Task directions: Track down every line below that holds "still" and copy it.

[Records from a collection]

========

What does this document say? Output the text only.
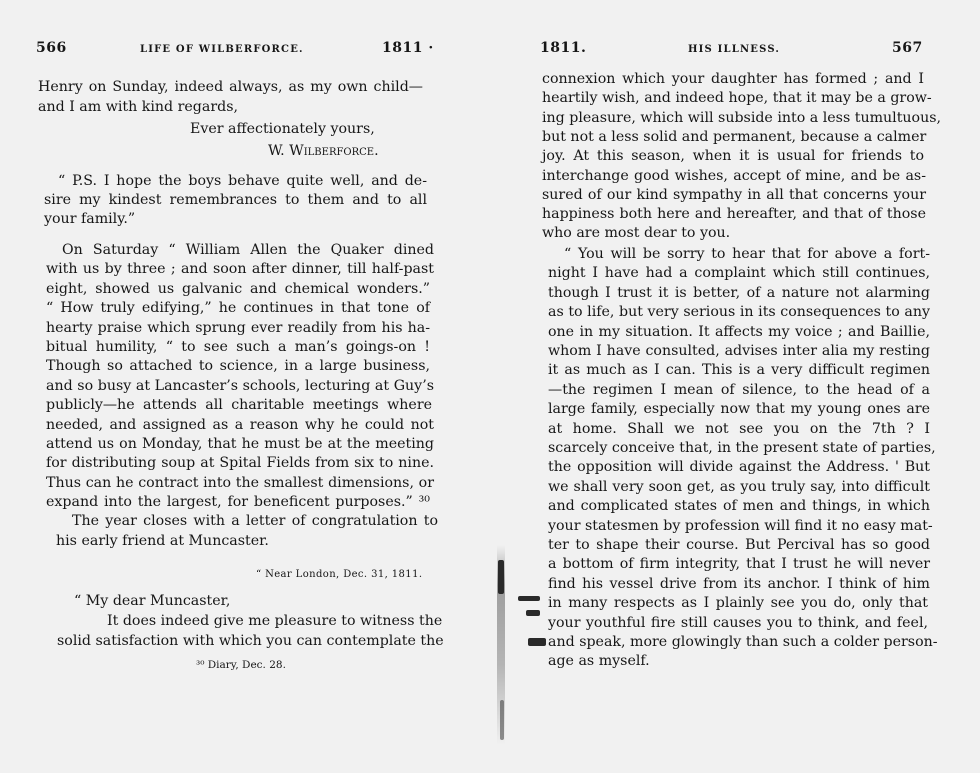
566	LIFE OF WILBERFORCE.	1811 ·
Henry on Sunday, indeed always, as my own child—
and I am with kind regards,
Ever affectionately yours,
W. Wilberforce.
“ P.S. I hope the boys behave quite well, and de-
sire my kindest remembrances to them and to all
your family.”
On Saturday “ William Allen the Quaker dined
with us by three ; and soon after dinner, till half-past
eight, showed us galvanic and chemical wonders.”
“ How truly edifying,” he continues in that tone of
hearty praise which sprung ever readily from his ha-
bitual humility, “ to see such a man’s goings-on !
Though so attached to science, in a large business,
and so busy at Lancaster’s schools, lecturing at Guy’s
publicly—he attends all charitable meetings where
needed, and assigned as a reason why he could not
attend us on Monday, that he must be at the meeting
for distributing soup at Spital Fields from six to nine.
Thus can he contract into the smallest dimensions, or
expand into the largest, for beneficent purposes.” ³⁰
The year closes with a letter of congratulation to
his early friend at Muncaster.
“ Near London, Dec. 31, 1811.
“ My dear Muncaster,
It does indeed give me pleasure to witness the
solid satisfaction with which you can contemplate the
³⁰ Diary, Dec. 28.
1811.	HIS ILLNESS.	567
connexion which your daughter has formed ; and I
heartily wish, and indeed hope, that it may be a grow-
ing pleasure, which will subside into a less tumultuous,
but not a less solid and permanent, because a calmer
joy. At this season, when it is usual for friends to
interchange good wishes, accept of mine, and be as-
sured of our kind sympathy in all that concerns your
happiness both here and hereafter, and that of those
who are most dear to you.
“ You will be sorry to hear that for above a fort-
night I have had a complaint which still continues,
though I trust it is better, of a nature not alarming
as to life, but very serious in its consequences to any
one in my situation. It affects my voice ; and Baillie,
whom I have consulted, advises inter alia my resting
it as much as I can. This is a very difficult regimen
—the regimen I mean of silence, to the head of a
large family, especially now that my young ones are
at home. Shall we not see you on the 7th ? I
scarcely conceive that, in the present state of parties,
the opposition will divide against the Address. ' But
we shall very soon get, as you truly say, into difficult
and complicated states of men and things, in which
your statesmen by profession will find it no easy mat-
ter to shape their course. But Percival has so good
a bottom of firm integrity, that I trust he will never
find his vessel drive from its anchor. I think of him
in many respects as I plainly see you do, only that
your youthful fire still causes you to think, and feel,
and speak, more glowingly than such a colder person-
age as myself.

========

Task output:
night I have had a complaint which still continues,
your youthful fire still causes you to think, and feel,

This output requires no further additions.